Gy6 50cc,prawie wszystko wymienione a wciaz nie pali.

Witam.
Dostalem chinski skuter gy6 50cc do naprawy.
Nie palil (wciaz nie pali),wymienilem gaznik na nowy,filtr powietrza (stary przetarty przez opone),cewke wysokiego napiecia (uzywana,ale sprawna),swiece (podobnie jak cewka-sprawna).
Zimny odpali ale pracuje przez nie cala minute. Czasem slychac dziwne sporadyczne dlawienie. Proba dodania gazu i silnik gasnie. Brak reakcji na regulacje sruba mieszanki,ale to pewnie z powodu zimnego silnika.Jak juz zgasnie to odpalenie graniczy z cudem i tak az do nastepnego dnia.
Probowalem juz odlaczonym ssaniem,ale wciaz to samo. Sprawdzilem szczelnosc zaworu ssacego wlewajac do niego paliwo (wydechowy niesprawdzony bo nie mam ochoty wywracac go do gory nogami jak rower przy zakladaniu lancucha.
Proba ze sprayem do gaznika powoduje ze silnik ruszy na krotka chwile. Swieca sucha,ale paliwo dostaje. Kruciec gaznika mokry po wyjeciu.
Dziwi mnie ze zimny w koncu odpali a silnik wydaje sie ze z nim wszystko ok. Brak jakis dziwnych odglosow/skukow.
Weze szczelne,podcisnieniowa pompka paliwa podaje paliwo.Kruciec caly,nie pekniety.Luz na popychaczach ksiazkowy.
Nie mam jak sprawdzic kompresje,ale przytykajac palec do otworu gniazda swiecy wydaje sie byc dosc mocne jak na 50cc,za to na wydechu bez szalu.
Rozrzad,no wlasnie. I tu jest maly problem. Nie moge ustawic walka na rowno z glowica i znakiem T ,pierwszy lub drugi otwor zawsze jest przesuniety i zachodzi poza wysokosc glowicy w zaleznosci od przelozenia lancuszka na walku. Ponoc jest to uwarunkowane gruboscia uszczelki i wada fabryczna.Nie wiem,nie wypowiadam sie. Nie mam pojecia czy magneto bylo ruszane (osadzone mocno,nie rusza sie na osi),ale krecac nim wyglada jakby bylo delikatnie krzywe. Nie ma to jednak wplywu na iskre. Jest regularna.
To na tyle. Chyba juz wszystko opisalem.
Brakuje mi juz pomyslow co to moze byc.
Kazda wskazowka i pomoc mile widziana.
Dziekuje i pozdrawiam.

Zapomnialem dodac: skuter 4T i 11tys km.
★ ★ ★
ZADANIE A: Jakie części wymieniono w skuterze według fragmentu?
ZADANIE B: Dlaczego według fragmentu nie sprawdzono szczelności zaworu wydechowego?
Pozycje nie mają żadnego związku z fragmentem.

LISTA POZYCJI:
★ ★ ★
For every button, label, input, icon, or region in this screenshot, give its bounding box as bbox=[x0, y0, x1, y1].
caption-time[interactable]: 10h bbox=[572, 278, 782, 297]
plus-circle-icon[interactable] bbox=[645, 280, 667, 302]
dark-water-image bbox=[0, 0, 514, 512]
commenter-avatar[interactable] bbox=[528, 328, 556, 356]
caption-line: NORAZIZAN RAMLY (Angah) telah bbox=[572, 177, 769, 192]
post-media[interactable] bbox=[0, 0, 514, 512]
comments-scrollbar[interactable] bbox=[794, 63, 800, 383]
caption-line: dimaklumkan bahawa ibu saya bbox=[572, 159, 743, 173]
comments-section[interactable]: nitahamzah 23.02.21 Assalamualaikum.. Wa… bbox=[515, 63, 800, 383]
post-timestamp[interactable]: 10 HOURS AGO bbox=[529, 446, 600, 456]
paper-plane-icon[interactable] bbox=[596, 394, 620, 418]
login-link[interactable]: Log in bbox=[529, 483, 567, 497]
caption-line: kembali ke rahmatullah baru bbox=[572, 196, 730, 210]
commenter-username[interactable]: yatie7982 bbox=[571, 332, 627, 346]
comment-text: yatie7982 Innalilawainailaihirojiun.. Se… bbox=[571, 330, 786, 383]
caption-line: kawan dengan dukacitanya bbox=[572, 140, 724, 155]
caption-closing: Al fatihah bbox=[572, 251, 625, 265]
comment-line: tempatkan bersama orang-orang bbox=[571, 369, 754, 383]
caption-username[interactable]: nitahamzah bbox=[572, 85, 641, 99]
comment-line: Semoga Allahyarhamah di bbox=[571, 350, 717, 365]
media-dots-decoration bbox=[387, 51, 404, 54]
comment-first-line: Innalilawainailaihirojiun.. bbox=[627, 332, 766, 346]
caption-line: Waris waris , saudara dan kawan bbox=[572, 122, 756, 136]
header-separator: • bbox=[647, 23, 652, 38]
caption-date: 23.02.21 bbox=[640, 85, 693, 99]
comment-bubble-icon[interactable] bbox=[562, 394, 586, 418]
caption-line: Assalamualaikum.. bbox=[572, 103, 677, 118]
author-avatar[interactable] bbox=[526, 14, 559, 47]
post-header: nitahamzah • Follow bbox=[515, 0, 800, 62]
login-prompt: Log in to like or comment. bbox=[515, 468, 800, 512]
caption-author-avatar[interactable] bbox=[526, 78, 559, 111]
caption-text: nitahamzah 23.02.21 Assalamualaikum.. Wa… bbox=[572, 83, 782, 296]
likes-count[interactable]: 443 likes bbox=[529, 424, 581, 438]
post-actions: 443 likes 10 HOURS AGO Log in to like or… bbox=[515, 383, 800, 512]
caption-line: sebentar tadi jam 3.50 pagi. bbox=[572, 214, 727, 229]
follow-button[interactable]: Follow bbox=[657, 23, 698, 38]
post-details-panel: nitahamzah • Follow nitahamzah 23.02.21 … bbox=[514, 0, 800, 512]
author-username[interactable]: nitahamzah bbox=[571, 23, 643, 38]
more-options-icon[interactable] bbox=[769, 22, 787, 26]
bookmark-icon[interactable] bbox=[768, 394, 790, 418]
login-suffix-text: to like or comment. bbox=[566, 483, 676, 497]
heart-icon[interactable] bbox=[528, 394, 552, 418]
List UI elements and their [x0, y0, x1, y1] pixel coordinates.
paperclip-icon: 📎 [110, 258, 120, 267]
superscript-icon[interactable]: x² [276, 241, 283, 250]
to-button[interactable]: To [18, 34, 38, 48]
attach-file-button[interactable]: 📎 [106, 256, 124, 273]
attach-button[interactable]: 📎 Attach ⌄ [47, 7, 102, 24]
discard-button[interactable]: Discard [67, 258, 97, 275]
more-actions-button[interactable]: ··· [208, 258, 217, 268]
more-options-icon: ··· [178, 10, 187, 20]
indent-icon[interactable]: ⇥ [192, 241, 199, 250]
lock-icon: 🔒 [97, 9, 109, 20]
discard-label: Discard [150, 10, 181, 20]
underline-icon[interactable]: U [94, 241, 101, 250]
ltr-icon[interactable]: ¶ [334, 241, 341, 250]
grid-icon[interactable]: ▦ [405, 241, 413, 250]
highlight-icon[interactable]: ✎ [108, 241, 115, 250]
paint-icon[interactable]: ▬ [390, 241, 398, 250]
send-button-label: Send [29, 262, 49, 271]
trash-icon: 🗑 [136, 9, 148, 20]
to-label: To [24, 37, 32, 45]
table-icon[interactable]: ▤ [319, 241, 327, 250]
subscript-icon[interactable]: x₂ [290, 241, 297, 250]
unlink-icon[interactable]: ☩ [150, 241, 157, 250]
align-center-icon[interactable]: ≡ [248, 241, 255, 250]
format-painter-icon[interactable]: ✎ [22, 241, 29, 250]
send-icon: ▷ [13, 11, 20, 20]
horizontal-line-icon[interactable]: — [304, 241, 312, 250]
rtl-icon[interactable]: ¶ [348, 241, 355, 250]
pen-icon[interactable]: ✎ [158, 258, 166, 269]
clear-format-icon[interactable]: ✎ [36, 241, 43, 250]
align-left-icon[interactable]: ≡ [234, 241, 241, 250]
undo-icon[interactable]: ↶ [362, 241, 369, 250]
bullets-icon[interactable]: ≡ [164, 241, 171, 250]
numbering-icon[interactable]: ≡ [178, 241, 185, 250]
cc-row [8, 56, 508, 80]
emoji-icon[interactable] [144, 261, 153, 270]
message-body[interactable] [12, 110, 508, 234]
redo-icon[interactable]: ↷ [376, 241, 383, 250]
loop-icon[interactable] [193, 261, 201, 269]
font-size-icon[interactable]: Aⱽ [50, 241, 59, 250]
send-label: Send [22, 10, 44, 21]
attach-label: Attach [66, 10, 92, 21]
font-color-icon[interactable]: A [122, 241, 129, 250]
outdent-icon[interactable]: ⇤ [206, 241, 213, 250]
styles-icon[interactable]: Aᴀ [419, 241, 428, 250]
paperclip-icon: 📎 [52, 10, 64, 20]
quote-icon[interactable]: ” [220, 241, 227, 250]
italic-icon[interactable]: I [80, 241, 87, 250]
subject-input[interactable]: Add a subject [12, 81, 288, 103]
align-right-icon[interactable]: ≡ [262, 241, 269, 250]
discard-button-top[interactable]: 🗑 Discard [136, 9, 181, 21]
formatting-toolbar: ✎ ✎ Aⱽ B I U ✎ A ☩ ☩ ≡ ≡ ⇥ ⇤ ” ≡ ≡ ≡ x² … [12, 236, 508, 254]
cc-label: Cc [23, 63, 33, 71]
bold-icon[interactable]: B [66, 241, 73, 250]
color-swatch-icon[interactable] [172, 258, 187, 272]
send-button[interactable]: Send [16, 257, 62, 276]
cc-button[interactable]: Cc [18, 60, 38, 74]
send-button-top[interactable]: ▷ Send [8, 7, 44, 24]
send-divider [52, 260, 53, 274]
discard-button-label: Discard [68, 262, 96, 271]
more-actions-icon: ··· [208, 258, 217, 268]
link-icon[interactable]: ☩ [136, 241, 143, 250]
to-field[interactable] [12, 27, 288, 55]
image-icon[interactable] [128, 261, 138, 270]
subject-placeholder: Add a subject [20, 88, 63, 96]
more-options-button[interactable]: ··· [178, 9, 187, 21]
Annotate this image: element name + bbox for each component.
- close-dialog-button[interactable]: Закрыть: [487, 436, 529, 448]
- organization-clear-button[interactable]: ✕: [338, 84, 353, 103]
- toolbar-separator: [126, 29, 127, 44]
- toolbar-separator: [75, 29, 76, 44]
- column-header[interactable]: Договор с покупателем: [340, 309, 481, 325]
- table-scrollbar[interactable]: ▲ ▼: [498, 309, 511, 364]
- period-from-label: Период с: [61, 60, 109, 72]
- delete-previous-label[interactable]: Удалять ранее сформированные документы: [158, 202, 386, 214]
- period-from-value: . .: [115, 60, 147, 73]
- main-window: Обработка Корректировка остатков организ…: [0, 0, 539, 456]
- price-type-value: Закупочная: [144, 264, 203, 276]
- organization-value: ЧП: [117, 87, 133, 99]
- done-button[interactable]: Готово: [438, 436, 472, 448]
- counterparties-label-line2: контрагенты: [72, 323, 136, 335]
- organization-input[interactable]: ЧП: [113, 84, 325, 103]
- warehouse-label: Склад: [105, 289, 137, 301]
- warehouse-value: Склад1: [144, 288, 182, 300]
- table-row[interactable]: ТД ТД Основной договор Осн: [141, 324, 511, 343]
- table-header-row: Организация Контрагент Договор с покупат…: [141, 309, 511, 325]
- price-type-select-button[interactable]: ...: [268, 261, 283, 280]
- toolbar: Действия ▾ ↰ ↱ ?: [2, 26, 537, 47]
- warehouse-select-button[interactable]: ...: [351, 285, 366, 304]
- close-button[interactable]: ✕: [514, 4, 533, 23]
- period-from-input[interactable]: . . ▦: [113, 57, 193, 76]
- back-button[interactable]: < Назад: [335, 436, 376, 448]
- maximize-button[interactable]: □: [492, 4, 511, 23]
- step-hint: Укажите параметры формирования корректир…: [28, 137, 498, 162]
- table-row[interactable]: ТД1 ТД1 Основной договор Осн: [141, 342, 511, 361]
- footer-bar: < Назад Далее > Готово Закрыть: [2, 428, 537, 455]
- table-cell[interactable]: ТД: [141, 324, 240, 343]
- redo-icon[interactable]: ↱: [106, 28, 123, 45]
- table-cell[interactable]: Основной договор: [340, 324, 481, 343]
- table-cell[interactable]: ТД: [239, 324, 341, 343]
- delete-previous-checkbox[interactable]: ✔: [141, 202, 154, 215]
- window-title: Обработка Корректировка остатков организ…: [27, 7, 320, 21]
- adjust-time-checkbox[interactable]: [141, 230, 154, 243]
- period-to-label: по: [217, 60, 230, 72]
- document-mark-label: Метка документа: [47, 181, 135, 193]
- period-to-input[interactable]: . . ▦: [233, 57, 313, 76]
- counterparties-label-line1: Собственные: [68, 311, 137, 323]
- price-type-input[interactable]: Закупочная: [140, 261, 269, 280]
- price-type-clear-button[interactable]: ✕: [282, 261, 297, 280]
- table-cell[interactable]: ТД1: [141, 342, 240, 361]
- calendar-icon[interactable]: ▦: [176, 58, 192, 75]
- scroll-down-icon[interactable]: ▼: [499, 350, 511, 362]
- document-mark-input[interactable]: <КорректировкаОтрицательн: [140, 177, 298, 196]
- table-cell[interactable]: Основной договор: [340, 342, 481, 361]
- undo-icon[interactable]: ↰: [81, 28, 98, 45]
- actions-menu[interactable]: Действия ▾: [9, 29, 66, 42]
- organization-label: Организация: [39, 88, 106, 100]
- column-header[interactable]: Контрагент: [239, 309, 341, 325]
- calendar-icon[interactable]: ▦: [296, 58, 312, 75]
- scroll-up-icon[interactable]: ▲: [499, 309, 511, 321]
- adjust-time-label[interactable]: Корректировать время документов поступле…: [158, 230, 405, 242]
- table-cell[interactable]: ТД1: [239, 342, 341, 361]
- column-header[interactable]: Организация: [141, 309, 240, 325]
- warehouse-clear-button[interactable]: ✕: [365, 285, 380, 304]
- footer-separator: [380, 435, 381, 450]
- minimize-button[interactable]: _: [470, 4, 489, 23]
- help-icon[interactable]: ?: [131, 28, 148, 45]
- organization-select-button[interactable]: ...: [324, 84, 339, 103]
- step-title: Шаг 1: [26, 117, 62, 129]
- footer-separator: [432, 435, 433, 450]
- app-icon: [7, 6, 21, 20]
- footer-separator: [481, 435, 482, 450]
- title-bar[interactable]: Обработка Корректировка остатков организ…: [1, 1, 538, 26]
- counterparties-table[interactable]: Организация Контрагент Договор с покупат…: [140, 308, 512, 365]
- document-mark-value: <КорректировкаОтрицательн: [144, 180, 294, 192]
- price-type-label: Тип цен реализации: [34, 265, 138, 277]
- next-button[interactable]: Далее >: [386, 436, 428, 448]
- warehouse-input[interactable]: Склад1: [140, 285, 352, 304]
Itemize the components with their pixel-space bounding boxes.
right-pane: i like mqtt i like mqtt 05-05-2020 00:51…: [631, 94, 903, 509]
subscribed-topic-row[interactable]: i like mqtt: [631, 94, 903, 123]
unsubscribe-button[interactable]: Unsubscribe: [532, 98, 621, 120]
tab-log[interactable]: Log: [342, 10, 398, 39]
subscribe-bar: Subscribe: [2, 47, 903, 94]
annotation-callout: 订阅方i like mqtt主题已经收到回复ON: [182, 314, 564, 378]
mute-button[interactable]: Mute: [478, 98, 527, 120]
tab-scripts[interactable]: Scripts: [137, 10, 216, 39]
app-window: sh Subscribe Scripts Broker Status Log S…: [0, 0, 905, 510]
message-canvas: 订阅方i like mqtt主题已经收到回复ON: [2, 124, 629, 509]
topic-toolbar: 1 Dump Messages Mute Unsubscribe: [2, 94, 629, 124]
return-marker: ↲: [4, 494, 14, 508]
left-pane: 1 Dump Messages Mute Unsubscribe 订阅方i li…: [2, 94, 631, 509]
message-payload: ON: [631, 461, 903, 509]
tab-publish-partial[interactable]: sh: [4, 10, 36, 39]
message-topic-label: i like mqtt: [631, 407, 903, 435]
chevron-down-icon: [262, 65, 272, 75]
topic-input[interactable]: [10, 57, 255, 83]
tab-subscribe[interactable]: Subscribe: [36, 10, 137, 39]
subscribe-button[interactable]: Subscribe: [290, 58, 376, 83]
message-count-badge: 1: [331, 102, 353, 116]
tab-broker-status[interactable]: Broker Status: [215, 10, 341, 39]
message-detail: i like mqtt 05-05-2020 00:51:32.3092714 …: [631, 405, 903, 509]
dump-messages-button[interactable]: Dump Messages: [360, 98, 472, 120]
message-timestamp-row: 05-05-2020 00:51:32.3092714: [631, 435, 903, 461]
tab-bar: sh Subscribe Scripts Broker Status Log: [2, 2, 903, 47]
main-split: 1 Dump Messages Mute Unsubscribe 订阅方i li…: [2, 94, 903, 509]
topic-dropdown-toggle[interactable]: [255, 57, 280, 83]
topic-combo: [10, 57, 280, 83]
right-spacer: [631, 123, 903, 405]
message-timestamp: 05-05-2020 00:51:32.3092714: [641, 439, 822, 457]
★ ★ ★
ODPOWIEDŹ PISEMNA A: Gaźnik (na nowy), filtr powietrza, cewkę wysokiego napięcia i świecę.

ODPOWIEDŹ PISEMNA B: Sprawdzenie wymagałoby wywrócenia skutera do góry nogami, jak roweru przy zakładaniu łańcucha. Autor posta nie miał na to ochoty.